* Exercise objective:
Find every line in the records below that holds the word "critica", and copy it out.

[Begin Data provided]

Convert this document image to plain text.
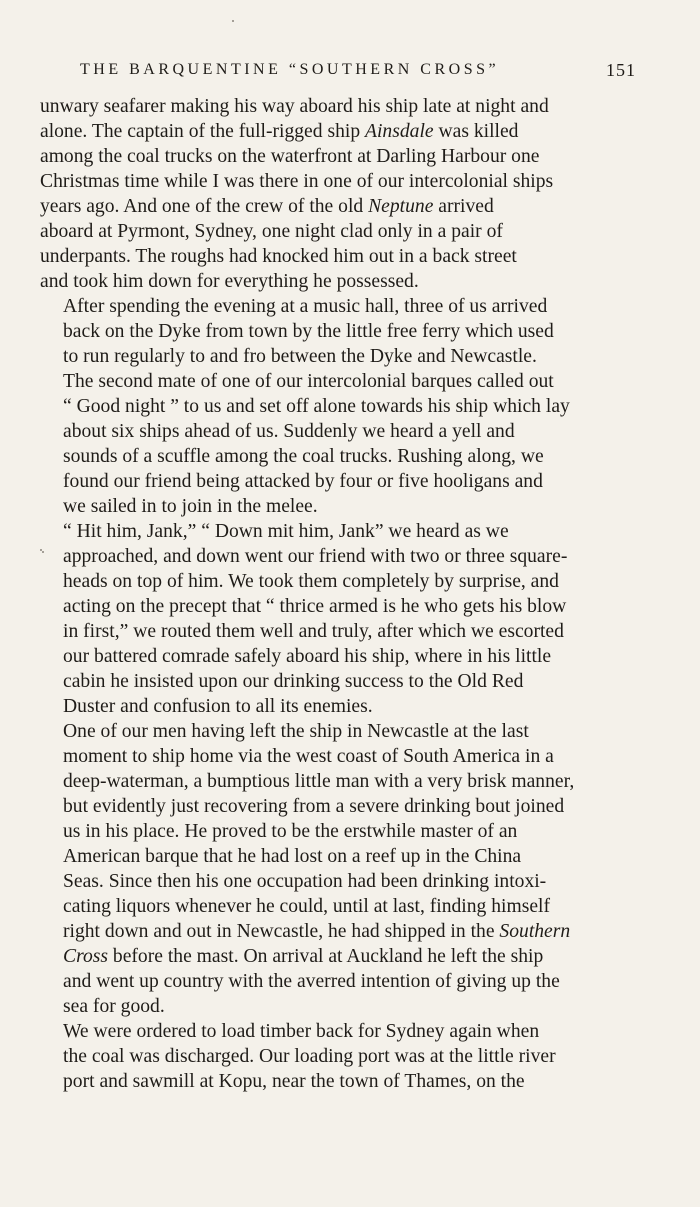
THE BARQUENTINE “SOUTHERN CROSS”	151

unwary seafarer making his way aboard his ship late at night and
alone. The captain of the full-rigged ship Ainsdale was killed
among the coal trucks on the waterfront at Darling Harbour one
Christmas time while I was there in one of our intercolonial ships
years ago. And one of the crew of the old Neptune arrived
aboard at Pyrmont, Sydney, one night clad only in a pair of
underpants. The roughs had knocked him out in a back street
and took him down for everything he possessed.

After spending the evening at a music hall, three of us arrived
back on the Dyke from town by the little free ferry which used
to run regularly to and fro between the Dyke and Newcastle.
The second mate of one of our intercolonial barques called out
“ Good night ” to us and set off alone towards his ship which lay
about six ships ahead of us. Suddenly we heard a yell and
sounds of a scuffle among the coal trucks. Rushing along, we
found our friend being attacked by four or five hooligans and
we sailed in to join in the melee.

“ Hit him, Jank,” “ Down mit him, Jank” we heard as we
approached, and down went our friend with two or three square-
heads on top of him. We took them completely by surprise, and
acting on the precept that “ thrice armed is he who gets his blow
in first,” we routed them well and truly, after which we escorted
our battered comrade safely aboard his ship, where in his little
cabin he insisted upon our drinking success to the Old Red
Duster and confusion to all its enemies.

One of our men having left the ship in Newcastle at the last
moment to ship home via the west coast of South America in a
deep-waterman, a bumptious little man with a very brisk manner,
but evidently just recovering from a severe drinking bout joined
us in his place. He proved to be the erstwhile master of an
American barque that he had lost on a reef up in the China
Seas. Since then his one occupation had been drinking intoxi-
cating liquors whenever he could, until at last, finding himself
right down and out in Newcastle, he had shipped in the Southern
Cross before the mast. On arrival at Auckland he left the ship
and went up country with the averred intention of giving up the
sea for good.

We were ordered to load timber back for Sydney again when
the coal was discharged. Our loading port was at the little river
port and sawmill at Kopu, near the town of Thames, on the
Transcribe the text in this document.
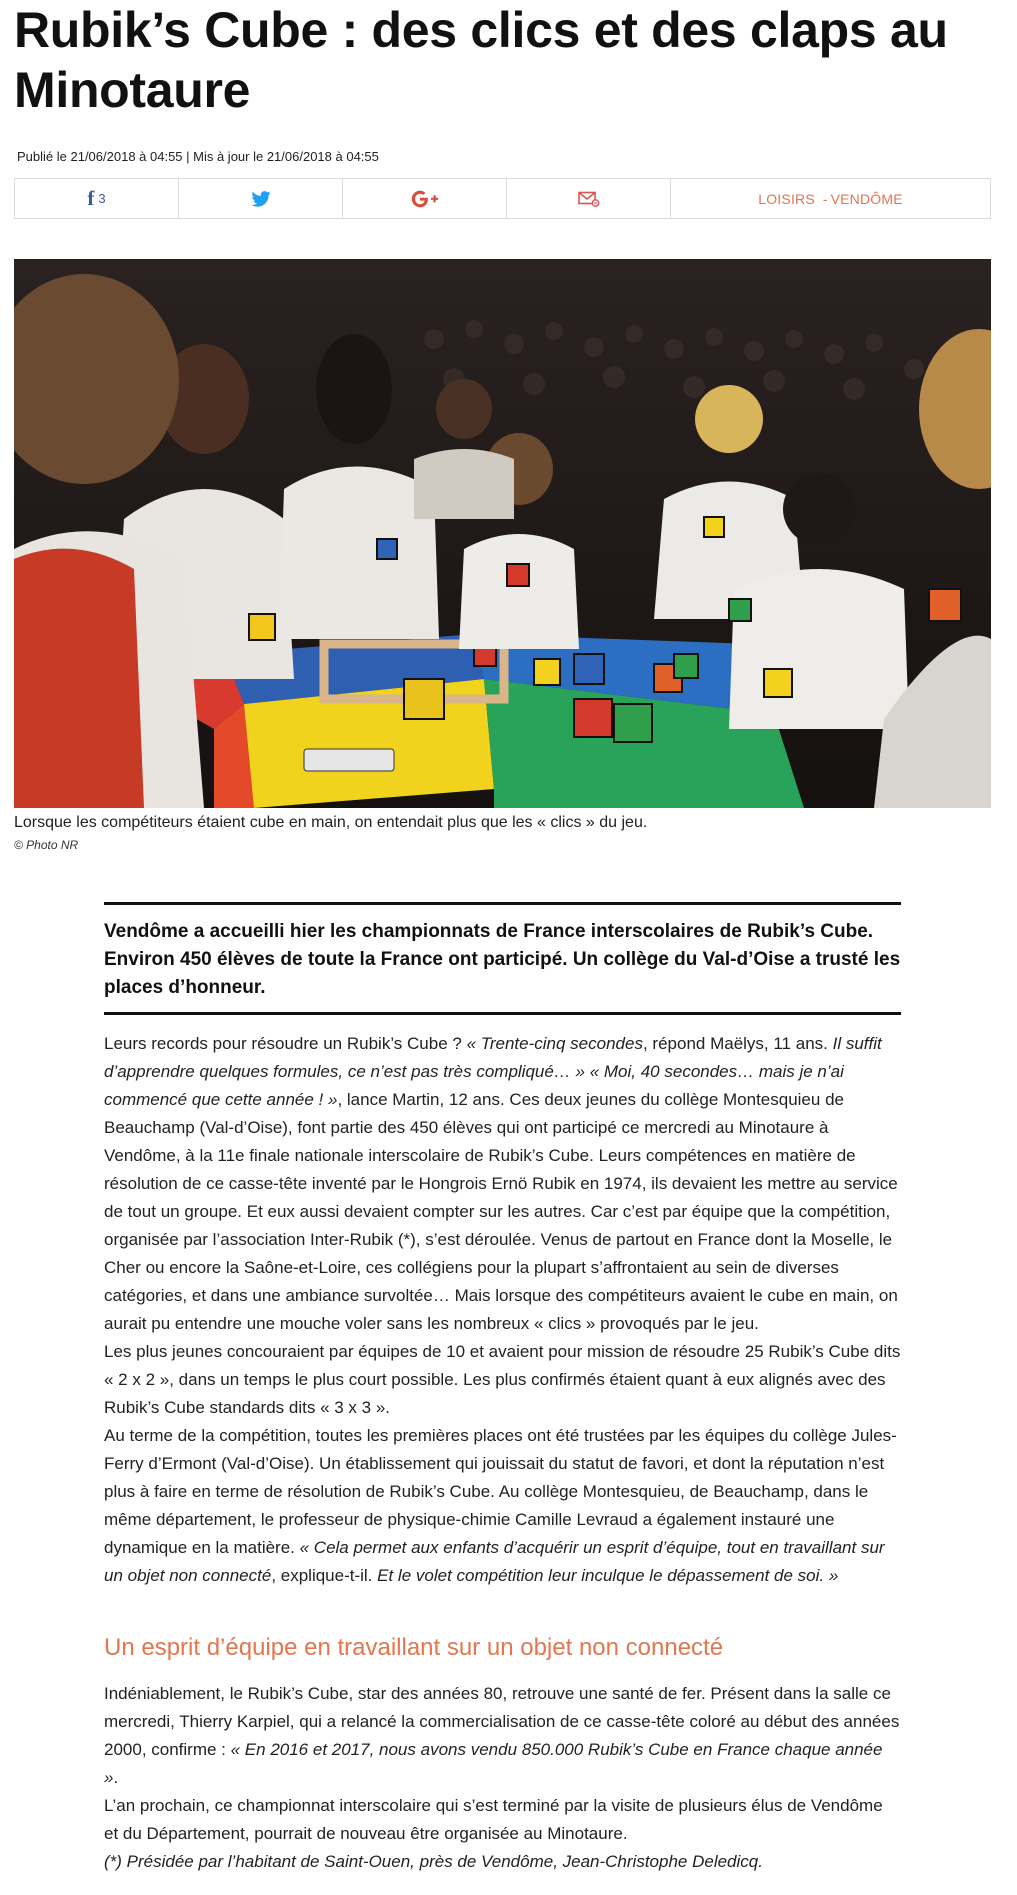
Rubik’s Cube : des clics et des claps au Minotaure
Publié le 21/06/2018 à 04:55 | Mis à jour le 21/06/2018 à 04:55
f 3	LOISIRS - VENDÔME
Lorsque les compétiteurs étaient cube en main, on entendait plus que les « clics » du jeu.
© Photo NR
Vendôme a accueilli hier les championnats de France interscolaires de Rubik’s Cube. Environ 450 élèves de toute la France ont participé. Un collège du Val-d’Oise a trusté les places d’honneur.

Leurs records pour résoudre un Rubik’s Cube ? « Trente-cinq secondes, répond Maëlys, 11 ans. Il suffit d’apprendre quelques formules, ce n’est pas très compliqué… » « Moi, 40 secondes… mais je n’ai commencé que cette année ! », lance Martin, 12 ans. Ces deux jeunes du collège Montesquieu de Beauchamp (Val-d’Oise), font partie des 450 élèves qui ont participé ce mercredi au Minotaure à Vendôme, à la 11e finale nationale interscolaire de Rubik’s Cube. Leurs compétences en matière de résolution de ce casse-tête inventé par le Hongrois Ernö Rubik en 1974, ils devaient les mettre au service de tout un groupe. Et eux aussi devaient compter sur les autres. Car c’est par équipe que la compétition, organisée par l’association Inter-Rubik (*), s’est déroulée. Venus de partout en France dont la Moselle, le Cher ou encore la Saône-et-Loire, ces collégiens pour la plupart s’affrontaient au sein de diverses catégories, et dans une ambiance survoltée… Mais lorsque des compétiteurs avaient le cube en main, on aurait pu entendre une mouche voler sans les nombreux « clics » provoqués par le jeu.

Les plus jeunes concouraient par équipes de 10 et avaient pour mission de résoudre 25 Rubik’s Cube dits « 2 x 2 », dans un temps le plus court possible. Les plus confirmés étaient quant à eux alignés avec des Rubik’s Cube standards dits « 3 x 3 ».

Au terme de la compétition, toutes les premières places ont été trustées par les équipes du collège Jules-Ferry d’Ermont (Val-d’Oise). Un établissement qui jouissait du statut de favori, et dont la réputation n’est plus à faire en terme de résolution de Rubik’s Cube. Au collège Montesquieu, de Beauchamp, dans le même département, le professeur de physique-chimie Camille Levraud a également instauré une dynamique en la matière. « Cela permet aux enfants d’acquérir un esprit d’équipe, tout en travaillant sur un objet non connecté, explique-t-il. Et le volet compétition leur inculque le dépassement de soi. »

Un esprit d’équipe en travaillant sur un objet non connecté

Indéniablement, le Rubik’s Cube, star des années 80, retrouve une santé de fer. Présent dans la salle ce mercredi, Thierry Karpiel, qui a relancé la commercialisation de ce casse-tête coloré au début des années 2000, confirme : « En 2016 et 2017, nous avons vendu 850.000 Rubik’s Cube en France chaque année ».

L’an prochain, ce championnat interscolaire qui s’est terminé par la visite de plusieurs élus de Vendôme et du Département, pourrait de nouveau être organisée au Minotaure.

(*) Présidée par l’habitant de Saint-Ouen, près de Vendôme, Jean-Christophe Deledicq.
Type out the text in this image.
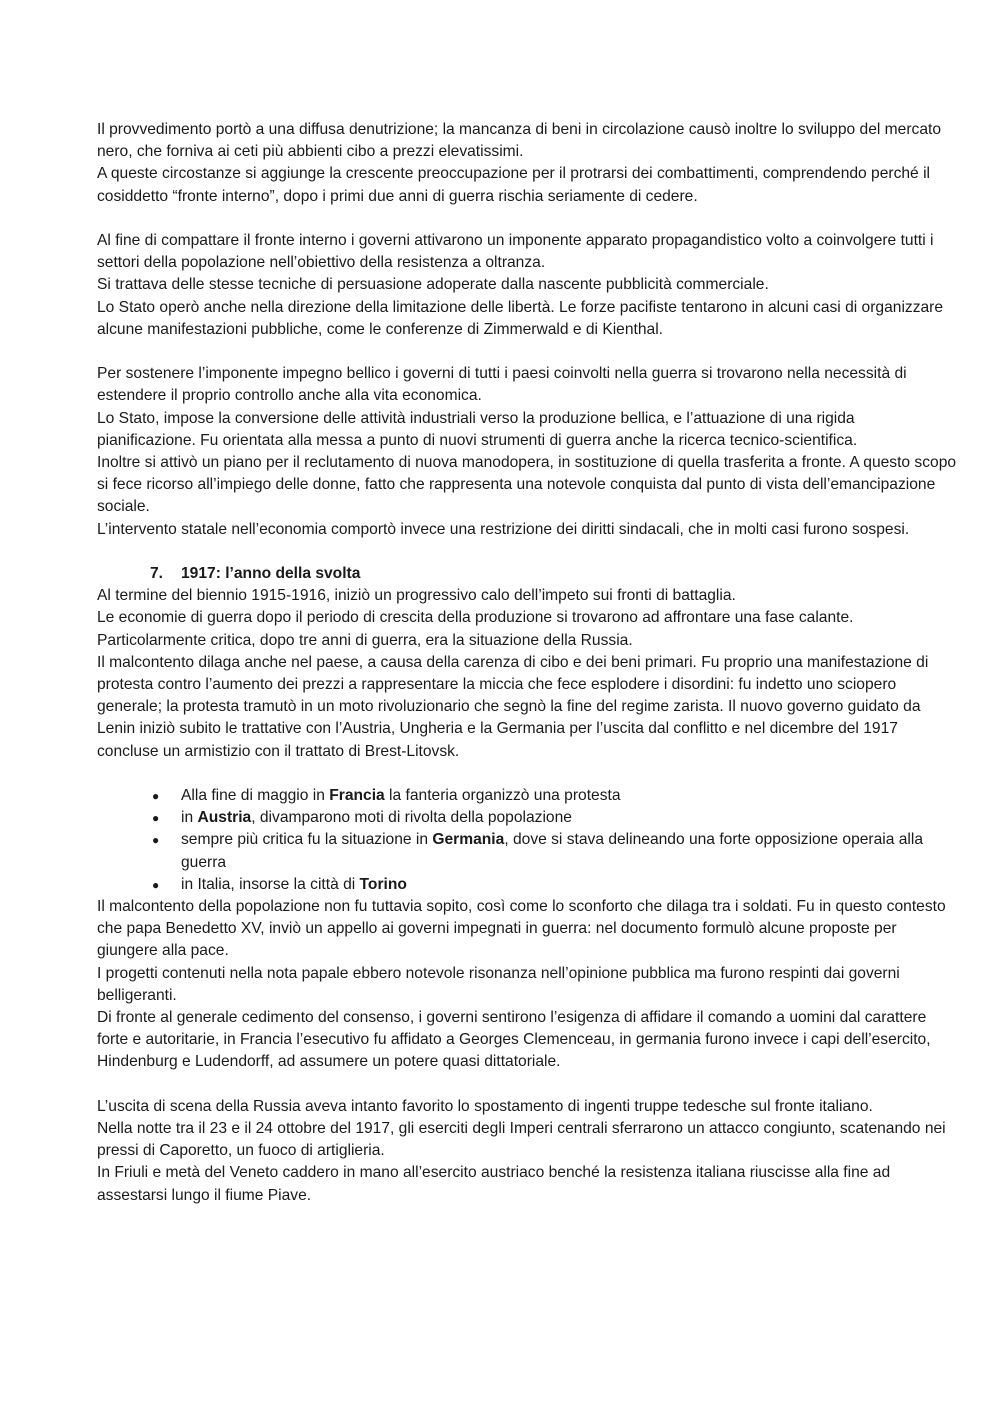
Il provvedimento portò a una diffusa denutrizione; la mancanza di beni in circolazione causò inoltre lo sviluppo del mercato nero, che forniva ai ceti più abbienti cibo a prezzi elevatissimi.

A queste circostanze si aggiunge la crescente preoccupazione per il protrarsi dei combattimenti, comprendendo perché il cosiddetto “fronte interno”, dopo i primi due anni di guerra rischia seriamente di cedere.

Al fine di compattare il fronte interno i governi attivarono un imponente apparato propagandistico volto a coinvolgere tutti i settori della popolazione nell’obiettivo della resistenza a oltranza.

Si trattava delle stesse tecniche di persuasione adoperate dalla nascente pubblicità commerciale.

Lo Stato operò anche nella direzione della limitazione delle libertà. Le forze pacifiste tentarono in alcuni casi di organizzare alcune manifestazioni pubbliche, come le conferenze di Zimmerwald e di Kienthal.

Per sostenere l’imponente impegno bellico i governi di tutti i paesi coinvolti nella guerra si trovarono nella necessità di estendere il proprio controllo anche alla vita economica.

Lo Stato, impose la conversione delle attività industriali verso la produzione bellica, e l’attuazione di una rigida pianificazione. Fu orientata alla messa a punto di nuovi strumenti di guerra anche la ricerca tecnico-scientifica.

Inoltre si attivò un piano per il reclutamento di nuova manodopera, in sostituzione di quella trasferita a fronte. A questo scopo si fece ricorso all’impiego delle donne, fatto che rappresenta una notevole conquista dal punto di vista dell’emancipazione sociale.

L’intervento statale nell’economia comportò invece una restrizione dei diritti sindacali, che in molti casi furono sospesi.

7. 1917: l’anno della svolta

Al termine del biennio 1915-1916, iniziò un progressivo calo dell’impeto sui fronti di battaglia.

Le economie di guerra dopo il periodo di crescita della produzione si trovarono ad affrontare una fase calante.

Particolarmente critica, dopo tre anni di guerra, era la situazione della Russia.

Il malcontento dilaga anche nel paese, a causa della carenza di cibo e dei beni primari. Fu proprio una manifestazione di protesta contro l’aumento dei prezzi a rappresentare la miccia che fece esplodere i disordini: fu indetto uno sciopero generale; la protesta tramutò in un moto rivoluzionario che segnò la fine del regime zarista. Il nuovo governo guidato da Lenin iniziò subito le trattative con l’Austria, Ungheria e la Germania per l’uscita dal conflitto e nel dicembre del 1917 concluse un armistizio con il trattato di Brest-Litovsk.

● Alla fine di maggio in Francia la fanteria organizzò una protesta
● in Austria, divamparono moti di rivolta della popolazione
● sempre più critica fu la situazione in Germania, dove si stava delineando una forte opposizione operaia alla guerra
● in Italia, insorse la città di Torino

Il malcontento della popolazione non fu tuttavia sopito, così come lo sconforto che dilaga tra i soldati. Fu in questo contesto che papa Benedetto XV, inviò un appello ai governi impegnati in guerra: nel documento formulò alcune proposte per giungere alla pace.

I progetti contenuti nella nota papale ebbero notevole risonanza nell’opinione pubblica ma furono respinti dai governi belligeranti.

Di fronte al generale cedimento del consenso, i governi sentirono l’esigenza di affidare il comando a uomini dal carattere forte e autoritarie, in Francia l’esecutivo fu affidato a Georges Clemenceau, in germania furono invece i capi dell’esercito, Hindenburg e Ludendorff, ad assumere un potere quasi dittatoriale.

L’uscita di scena della Russia aveva intanto favorito lo spostamento di ingenti truppe tedesche sul fronte italiano.

Nella notte tra il 23 e il 24 ottobre del 1917, gli eserciti degli Imperi centrali sferrarono un attacco congiunto, scatenando nei pressi di Caporetto, un fuoco di artiglieria.

In Friuli e metà del Veneto caddero in mano all’esercito austriaco benché la resistenza italiana riuscisse alla fine ad assestarsi lungo il fiume Piave.
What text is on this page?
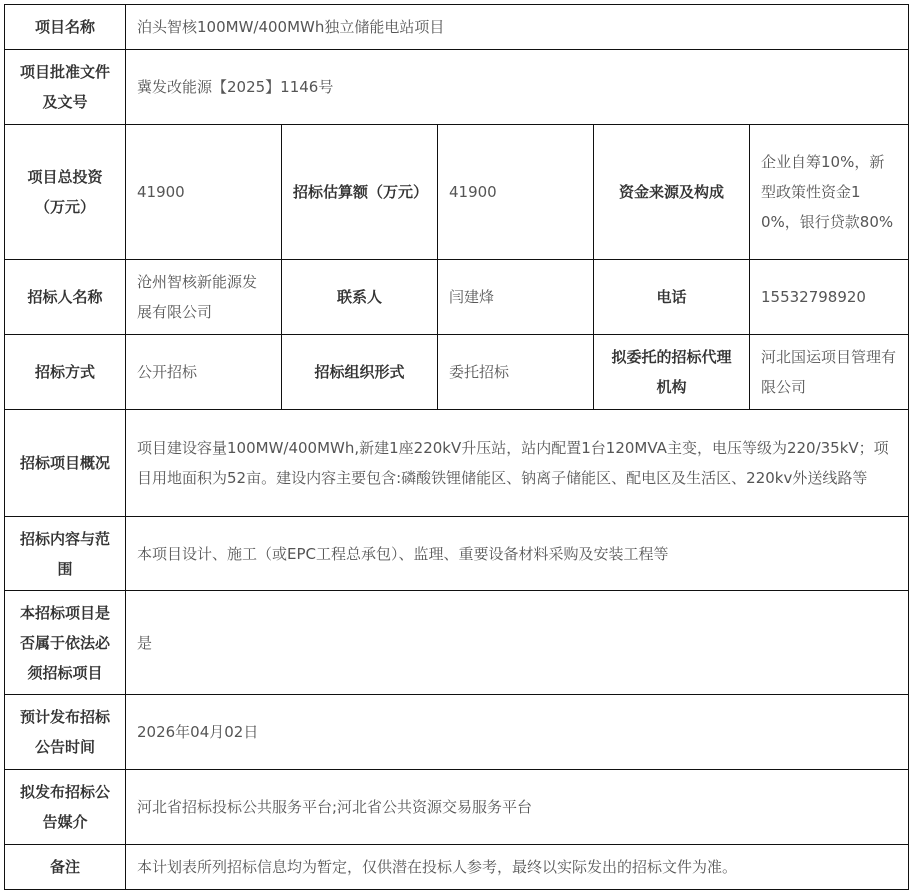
项目名称	泊头智核100MW/400MWh独立储能电站项目				
项目批准文件及文号	冀发改能源【2025】1146号				
项目总投资（万元）	41900	招标估算额（万元）	41900	资金来源及构成	企业自筹10%，新型政策性资金10%，银行贷款80%
招标人名称	沧州智核新能源发展有限公司	联系人	闫建烽	电话	15532798920
招标方式	公开招标	招标组织形式	委托招标	拟委托的招标代理机构	河北国运项目管理有限公司
招标项目概况	项目建设容量100MW/400MWh,新建1座220kV升压站，站内配置1台120MVA主变，电压等级为220/35kV；项目用地面积为52亩。建设内容主要包含:磷酸铁锂储能区、钠离子储能区、配电区及生活区、220kv外送线路等				
招标内容与范围	本项目设计、施工（或EPC工程总承包）、监理、重要设备材料采购及安装工程等				
本招标项目是否属于依法必须招标项目	是				
预计发布招标公告时间	2026年04月02日				
拟发布招标公告媒介	河北省招标投标公共服务平台;河北省公共资源交易服务平台				
备注	本计划表所列招标信息均为暂定，仅供潜在投标人参考，最终以实际发出的招标文件为准。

[End Data provided]

* Solution to the problem:
Particolarmente critica, dopo tre anni di guerra, era la situazione della Russia.
● sempre più critica fu la situazione in Germania, dove si stava delineando una forte opposizione operaia alla guerra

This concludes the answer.